DIRECTION:
Below are the records. Gather each line that holds "name".

---------- DATA SHOWN

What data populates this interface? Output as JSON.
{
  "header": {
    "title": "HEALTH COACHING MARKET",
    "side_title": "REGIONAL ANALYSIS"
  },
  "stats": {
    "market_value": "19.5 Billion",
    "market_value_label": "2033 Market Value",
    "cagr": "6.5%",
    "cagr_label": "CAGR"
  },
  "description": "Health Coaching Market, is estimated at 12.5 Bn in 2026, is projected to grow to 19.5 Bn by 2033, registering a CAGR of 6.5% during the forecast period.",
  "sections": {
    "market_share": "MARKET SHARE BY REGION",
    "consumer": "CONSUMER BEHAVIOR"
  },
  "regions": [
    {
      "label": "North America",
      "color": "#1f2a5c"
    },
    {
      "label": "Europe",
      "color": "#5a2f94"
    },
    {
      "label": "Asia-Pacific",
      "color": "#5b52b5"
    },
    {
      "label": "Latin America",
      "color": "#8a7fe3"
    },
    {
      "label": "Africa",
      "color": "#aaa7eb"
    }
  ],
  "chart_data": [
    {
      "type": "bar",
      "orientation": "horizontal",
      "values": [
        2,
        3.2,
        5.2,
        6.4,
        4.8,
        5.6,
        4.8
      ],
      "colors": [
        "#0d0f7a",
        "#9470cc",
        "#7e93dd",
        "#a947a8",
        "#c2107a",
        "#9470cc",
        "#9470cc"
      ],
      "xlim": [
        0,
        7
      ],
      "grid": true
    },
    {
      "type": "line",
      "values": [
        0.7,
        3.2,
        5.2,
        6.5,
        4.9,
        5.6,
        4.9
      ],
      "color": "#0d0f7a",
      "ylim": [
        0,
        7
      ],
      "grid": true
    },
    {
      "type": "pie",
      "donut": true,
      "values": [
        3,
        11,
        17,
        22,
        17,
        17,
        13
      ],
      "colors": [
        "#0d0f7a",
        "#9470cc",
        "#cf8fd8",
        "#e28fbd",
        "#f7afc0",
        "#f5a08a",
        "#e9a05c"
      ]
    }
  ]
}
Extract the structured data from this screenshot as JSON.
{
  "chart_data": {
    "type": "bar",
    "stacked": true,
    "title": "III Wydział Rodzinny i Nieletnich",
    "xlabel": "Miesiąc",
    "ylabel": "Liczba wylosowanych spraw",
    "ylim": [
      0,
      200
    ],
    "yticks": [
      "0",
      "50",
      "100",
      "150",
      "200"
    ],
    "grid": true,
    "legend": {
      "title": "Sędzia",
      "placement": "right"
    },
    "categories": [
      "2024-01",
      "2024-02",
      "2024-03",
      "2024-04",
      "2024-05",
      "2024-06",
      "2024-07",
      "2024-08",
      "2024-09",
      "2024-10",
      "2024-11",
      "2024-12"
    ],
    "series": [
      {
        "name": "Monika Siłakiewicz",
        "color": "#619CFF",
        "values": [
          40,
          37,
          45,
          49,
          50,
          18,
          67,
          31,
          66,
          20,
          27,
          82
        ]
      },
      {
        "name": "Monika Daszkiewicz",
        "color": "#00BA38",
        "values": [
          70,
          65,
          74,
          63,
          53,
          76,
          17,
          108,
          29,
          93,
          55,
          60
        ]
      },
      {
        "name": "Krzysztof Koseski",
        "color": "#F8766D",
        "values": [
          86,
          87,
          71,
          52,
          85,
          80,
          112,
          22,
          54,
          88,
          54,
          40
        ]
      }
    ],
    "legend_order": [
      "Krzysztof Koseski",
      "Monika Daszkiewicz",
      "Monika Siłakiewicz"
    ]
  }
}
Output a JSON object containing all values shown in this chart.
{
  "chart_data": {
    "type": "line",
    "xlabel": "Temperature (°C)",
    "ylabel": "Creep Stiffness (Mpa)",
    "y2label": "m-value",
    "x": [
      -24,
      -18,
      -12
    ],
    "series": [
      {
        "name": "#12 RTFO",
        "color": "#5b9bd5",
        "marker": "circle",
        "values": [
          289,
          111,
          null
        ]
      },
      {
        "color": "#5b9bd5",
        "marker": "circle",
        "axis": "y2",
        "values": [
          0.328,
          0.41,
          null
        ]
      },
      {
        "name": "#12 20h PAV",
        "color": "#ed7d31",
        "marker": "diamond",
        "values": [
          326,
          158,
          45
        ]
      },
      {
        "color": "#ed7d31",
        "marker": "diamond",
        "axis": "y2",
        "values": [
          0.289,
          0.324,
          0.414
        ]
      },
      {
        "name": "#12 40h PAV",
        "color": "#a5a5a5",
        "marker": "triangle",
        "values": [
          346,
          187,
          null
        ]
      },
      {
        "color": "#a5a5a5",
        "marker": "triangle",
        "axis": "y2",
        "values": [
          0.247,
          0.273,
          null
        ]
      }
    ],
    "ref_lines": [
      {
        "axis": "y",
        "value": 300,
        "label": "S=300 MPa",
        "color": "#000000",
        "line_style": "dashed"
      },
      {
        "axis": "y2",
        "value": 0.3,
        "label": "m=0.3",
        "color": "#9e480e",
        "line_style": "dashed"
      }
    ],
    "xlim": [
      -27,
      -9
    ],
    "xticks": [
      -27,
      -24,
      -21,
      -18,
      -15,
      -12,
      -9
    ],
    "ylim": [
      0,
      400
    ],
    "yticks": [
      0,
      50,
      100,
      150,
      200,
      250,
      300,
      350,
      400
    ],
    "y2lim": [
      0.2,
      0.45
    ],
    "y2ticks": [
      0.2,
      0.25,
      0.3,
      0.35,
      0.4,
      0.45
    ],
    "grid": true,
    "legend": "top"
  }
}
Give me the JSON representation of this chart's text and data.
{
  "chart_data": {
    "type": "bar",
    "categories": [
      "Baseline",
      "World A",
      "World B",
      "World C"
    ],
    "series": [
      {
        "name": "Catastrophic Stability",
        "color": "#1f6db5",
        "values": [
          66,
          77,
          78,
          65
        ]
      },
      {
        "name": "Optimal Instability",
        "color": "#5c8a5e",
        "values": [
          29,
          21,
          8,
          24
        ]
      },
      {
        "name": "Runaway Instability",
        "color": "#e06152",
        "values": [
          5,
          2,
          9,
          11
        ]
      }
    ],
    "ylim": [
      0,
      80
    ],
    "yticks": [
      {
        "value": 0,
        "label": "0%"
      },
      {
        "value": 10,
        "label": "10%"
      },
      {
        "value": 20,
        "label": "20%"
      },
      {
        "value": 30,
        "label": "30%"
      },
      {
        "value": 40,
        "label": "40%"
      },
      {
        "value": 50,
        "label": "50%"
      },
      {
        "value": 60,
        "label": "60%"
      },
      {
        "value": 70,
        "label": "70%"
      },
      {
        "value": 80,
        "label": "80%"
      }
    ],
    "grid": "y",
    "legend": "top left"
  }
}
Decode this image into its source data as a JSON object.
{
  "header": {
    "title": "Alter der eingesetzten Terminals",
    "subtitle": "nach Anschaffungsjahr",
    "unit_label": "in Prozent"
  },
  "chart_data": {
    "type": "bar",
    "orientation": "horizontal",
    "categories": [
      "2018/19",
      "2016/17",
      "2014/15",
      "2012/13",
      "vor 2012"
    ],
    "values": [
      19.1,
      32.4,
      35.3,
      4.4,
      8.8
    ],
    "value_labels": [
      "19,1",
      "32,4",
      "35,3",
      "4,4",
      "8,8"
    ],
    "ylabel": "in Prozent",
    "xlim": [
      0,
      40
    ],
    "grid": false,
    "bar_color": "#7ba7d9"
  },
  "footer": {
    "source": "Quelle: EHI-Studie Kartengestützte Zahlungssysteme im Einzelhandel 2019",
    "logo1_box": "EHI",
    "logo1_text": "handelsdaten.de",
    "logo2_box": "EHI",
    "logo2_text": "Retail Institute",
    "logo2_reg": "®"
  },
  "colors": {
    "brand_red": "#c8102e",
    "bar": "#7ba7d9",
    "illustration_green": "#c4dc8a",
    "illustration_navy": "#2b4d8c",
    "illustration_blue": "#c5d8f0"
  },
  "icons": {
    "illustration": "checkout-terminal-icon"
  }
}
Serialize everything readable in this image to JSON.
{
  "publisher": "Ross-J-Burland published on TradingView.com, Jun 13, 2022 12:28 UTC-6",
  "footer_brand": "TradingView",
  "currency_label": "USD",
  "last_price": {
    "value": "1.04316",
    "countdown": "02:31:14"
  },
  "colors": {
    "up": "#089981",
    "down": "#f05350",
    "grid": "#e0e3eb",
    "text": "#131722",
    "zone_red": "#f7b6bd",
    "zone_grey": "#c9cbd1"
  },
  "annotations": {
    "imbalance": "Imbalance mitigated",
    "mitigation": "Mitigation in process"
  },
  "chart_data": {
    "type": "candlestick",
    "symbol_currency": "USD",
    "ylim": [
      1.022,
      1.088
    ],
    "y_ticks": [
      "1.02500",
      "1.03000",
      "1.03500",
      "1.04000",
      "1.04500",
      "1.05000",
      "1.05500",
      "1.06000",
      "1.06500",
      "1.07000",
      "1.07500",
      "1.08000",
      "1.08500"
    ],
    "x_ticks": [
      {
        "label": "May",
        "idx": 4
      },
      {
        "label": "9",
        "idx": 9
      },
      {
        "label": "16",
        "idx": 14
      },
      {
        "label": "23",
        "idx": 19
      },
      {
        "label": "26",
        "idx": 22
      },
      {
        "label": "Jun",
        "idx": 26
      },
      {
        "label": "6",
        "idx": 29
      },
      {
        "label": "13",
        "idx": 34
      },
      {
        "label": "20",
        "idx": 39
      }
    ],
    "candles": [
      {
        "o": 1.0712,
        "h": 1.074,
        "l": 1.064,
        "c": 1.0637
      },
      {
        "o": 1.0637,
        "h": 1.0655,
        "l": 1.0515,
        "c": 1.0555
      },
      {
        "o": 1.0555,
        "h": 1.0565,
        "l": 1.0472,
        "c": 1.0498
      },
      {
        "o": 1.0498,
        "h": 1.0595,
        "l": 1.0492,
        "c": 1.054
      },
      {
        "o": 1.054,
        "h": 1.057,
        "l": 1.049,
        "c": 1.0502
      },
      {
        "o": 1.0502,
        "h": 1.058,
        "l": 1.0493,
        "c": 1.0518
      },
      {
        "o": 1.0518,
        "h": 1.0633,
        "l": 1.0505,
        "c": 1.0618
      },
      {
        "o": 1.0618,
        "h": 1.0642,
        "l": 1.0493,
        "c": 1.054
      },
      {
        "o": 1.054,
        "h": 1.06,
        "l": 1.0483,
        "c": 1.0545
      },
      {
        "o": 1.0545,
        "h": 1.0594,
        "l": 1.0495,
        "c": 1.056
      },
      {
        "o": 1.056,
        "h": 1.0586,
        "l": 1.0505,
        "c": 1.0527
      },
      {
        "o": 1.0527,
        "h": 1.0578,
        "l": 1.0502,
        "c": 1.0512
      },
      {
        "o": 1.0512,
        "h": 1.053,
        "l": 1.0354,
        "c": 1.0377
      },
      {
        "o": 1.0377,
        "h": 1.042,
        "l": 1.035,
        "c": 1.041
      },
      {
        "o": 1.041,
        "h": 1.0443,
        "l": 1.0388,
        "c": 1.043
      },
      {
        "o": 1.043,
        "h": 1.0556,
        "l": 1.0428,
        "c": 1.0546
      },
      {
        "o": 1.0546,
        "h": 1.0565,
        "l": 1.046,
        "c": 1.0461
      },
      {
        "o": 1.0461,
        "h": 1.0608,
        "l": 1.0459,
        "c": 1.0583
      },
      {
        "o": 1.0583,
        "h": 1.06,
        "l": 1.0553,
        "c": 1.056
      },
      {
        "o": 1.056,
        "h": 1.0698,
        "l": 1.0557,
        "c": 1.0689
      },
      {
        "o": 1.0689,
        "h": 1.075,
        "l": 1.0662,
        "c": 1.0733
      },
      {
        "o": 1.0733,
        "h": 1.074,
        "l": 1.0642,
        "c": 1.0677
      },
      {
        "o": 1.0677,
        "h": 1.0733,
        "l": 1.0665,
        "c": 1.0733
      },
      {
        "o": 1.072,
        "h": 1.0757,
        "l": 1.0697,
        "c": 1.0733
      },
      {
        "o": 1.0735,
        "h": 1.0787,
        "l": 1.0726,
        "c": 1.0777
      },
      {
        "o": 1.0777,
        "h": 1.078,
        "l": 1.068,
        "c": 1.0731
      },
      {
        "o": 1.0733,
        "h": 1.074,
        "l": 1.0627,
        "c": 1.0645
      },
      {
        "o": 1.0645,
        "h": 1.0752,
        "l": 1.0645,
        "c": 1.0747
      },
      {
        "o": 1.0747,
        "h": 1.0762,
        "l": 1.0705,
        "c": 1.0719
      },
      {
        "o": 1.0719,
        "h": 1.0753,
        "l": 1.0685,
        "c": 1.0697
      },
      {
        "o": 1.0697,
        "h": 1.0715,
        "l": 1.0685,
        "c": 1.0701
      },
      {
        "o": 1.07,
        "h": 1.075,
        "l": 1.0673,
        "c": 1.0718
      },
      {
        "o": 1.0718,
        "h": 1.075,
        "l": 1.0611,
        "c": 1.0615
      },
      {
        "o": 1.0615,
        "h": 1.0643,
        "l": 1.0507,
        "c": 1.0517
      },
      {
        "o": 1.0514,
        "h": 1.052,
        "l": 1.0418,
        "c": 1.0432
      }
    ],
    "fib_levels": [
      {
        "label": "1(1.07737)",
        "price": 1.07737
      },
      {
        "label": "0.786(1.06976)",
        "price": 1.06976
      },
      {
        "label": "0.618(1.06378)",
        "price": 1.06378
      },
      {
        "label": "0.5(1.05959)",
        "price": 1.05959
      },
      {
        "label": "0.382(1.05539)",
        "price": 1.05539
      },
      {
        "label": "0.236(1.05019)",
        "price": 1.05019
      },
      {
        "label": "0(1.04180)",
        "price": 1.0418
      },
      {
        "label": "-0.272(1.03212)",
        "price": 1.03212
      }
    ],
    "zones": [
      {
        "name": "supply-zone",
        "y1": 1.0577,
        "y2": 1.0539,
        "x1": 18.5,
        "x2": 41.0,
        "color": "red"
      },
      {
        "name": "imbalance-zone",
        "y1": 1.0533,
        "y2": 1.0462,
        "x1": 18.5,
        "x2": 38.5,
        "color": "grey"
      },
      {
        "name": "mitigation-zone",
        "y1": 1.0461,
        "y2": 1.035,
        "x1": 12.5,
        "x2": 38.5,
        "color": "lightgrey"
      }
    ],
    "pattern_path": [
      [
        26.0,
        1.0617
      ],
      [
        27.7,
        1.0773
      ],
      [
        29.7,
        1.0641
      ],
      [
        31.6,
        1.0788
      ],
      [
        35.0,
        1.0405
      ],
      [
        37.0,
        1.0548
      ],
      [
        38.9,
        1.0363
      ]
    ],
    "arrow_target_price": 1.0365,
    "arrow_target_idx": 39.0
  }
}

--------------------

WRITTEN RESPONSE:
        "name": "Monika Siłakiewicz",
        "name": "Monika Daszkiewicz",
        "name": "Krzysztof Koseski",
        "name": "#12 RTFO",
        "name": "#12 20h PAV",
        "name": "#12 40h PAV",
        "name": "Catastrophic Stability",
        "name": "Optimal Instability",
        "name": "Runaway Instability",
        "name": "supply-zone",
        "name": "imbalance-zone",
        "name": "mitigation-zone",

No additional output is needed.